## What the exercise asks
Restate the whole of the material. Keep every word, and drop the pictures.

(Data entries)

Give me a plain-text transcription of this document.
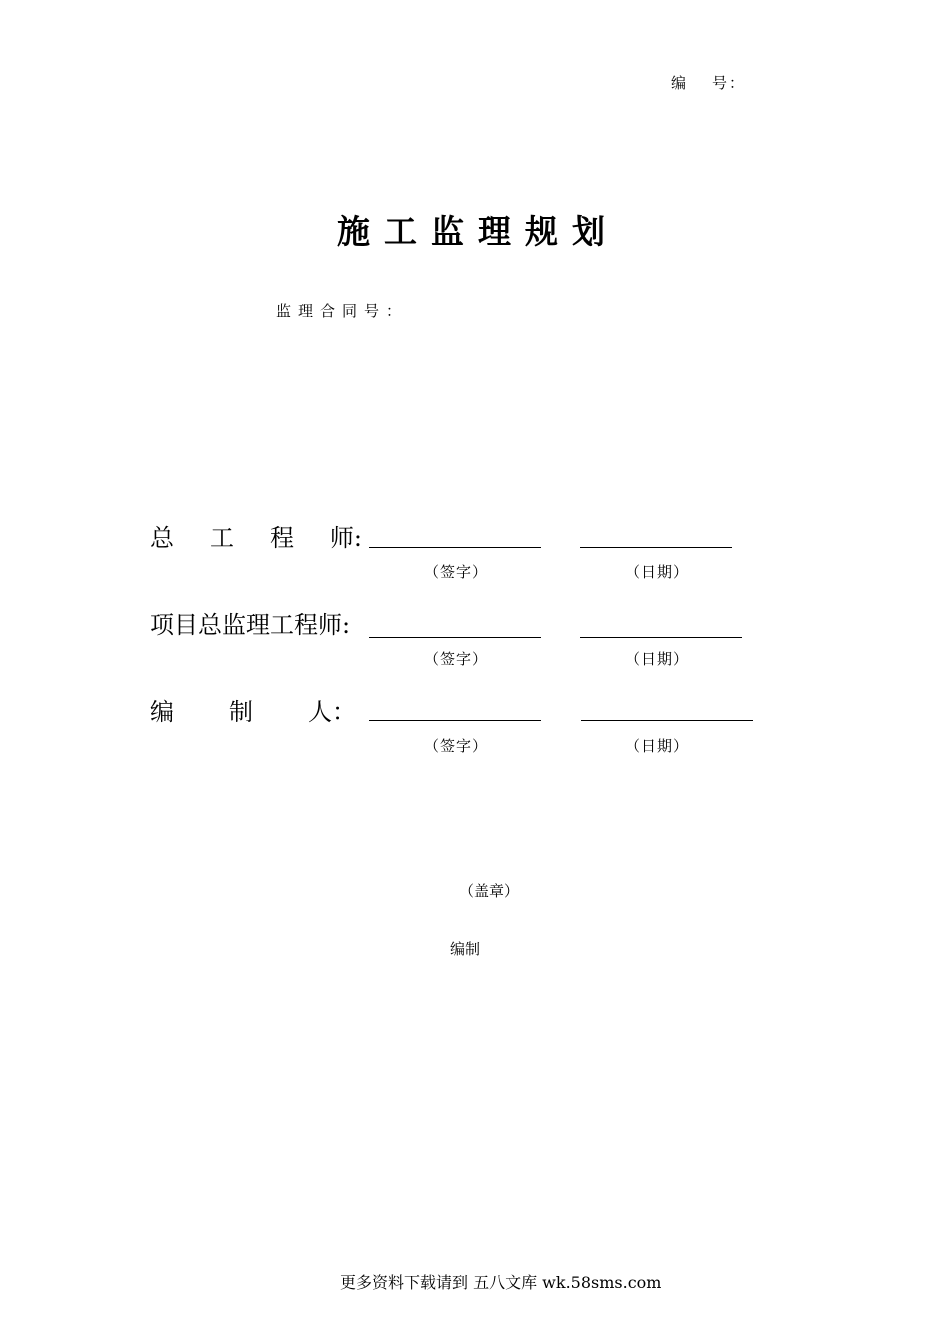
编 号：
施工监理规划
监理合同号：
总 工 程 师:
（签字）	（日期）
项目总监理工程师:
（签字）	（日期）
编 制 人：
（签字）	（日期）
（盖章）
编制
更多资料下载请到 五八文库 wk.58sms.com
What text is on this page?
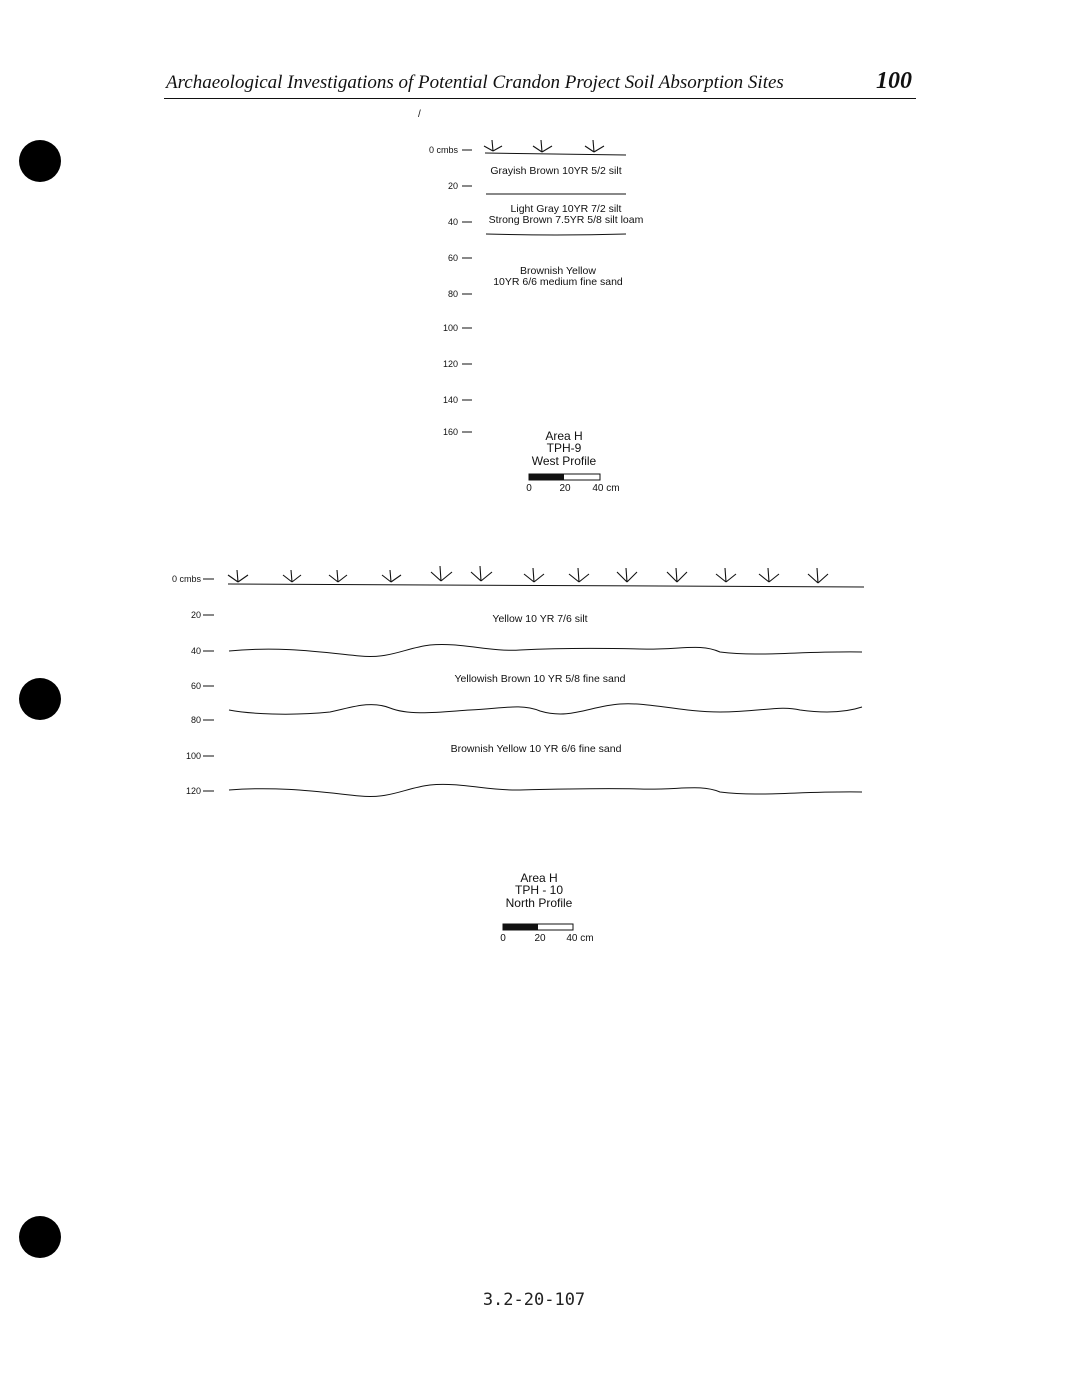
Archaeological Investigations of Potential Crandon Project Soil Absorption Sites	100
/
0 cmbs
20
40
60
80
100
120
140
160
Grayish Brown 10YR 5/2 silt
Light Gray 10YR 7/2 silt
Strong Brown 7.5YR 5/8 silt loam
Brownish Yellow
10YR 6/6 medium fine sand
Area H
TPH-9
West Profile
0	20 40 cm
0 cmbs
20
40
60
80
100
120
Yellow 10 YR 7/6 silt
Yellowish Brown 10 YR 5/8 fine sand
Brownish Yellow 10 YR 6/6 fine sand
Area H
TPH - 10
North Profile
0	20 40 cm
3.2-20-107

## Task result
Give me a plain-text transcription of this document.
编 号：
施工监理规划
监理合同号：
总 工 程 师:
（签字）	（日期）
项目总监理工程师:
（签字）	（日期）
编 制 人：
（签字）	（日期）
（盖章）
编制
更多资料下载请到 五八文库 wk.58sms.com
What text is on this page?
Archaeological Investigations of Potential Crandon Project Soil Absorption Sites	100
/
0 cmbs
20
40
60
80
100
120
140
160
Grayish Brown 10YR 5/2 silt
Light Gray 10YR 7/2 silt
Strong Brown 7.5YR 5/8 silt loam
Brownish Yellow
10YR 6/6 medium fine sand
Area H
TPH-9
West Profile
0	20 40 cm
0 cmbs
20
40
60
80
100
120
Yellow 10 YR 7/6 silt
Yellowish Brown 10 YR 5/8 fine sand
Brownish Yellow 10 YR 6/6 fine sand
Area H
TPH - 10
North Profile
0	20 40 cm
3.2-20-107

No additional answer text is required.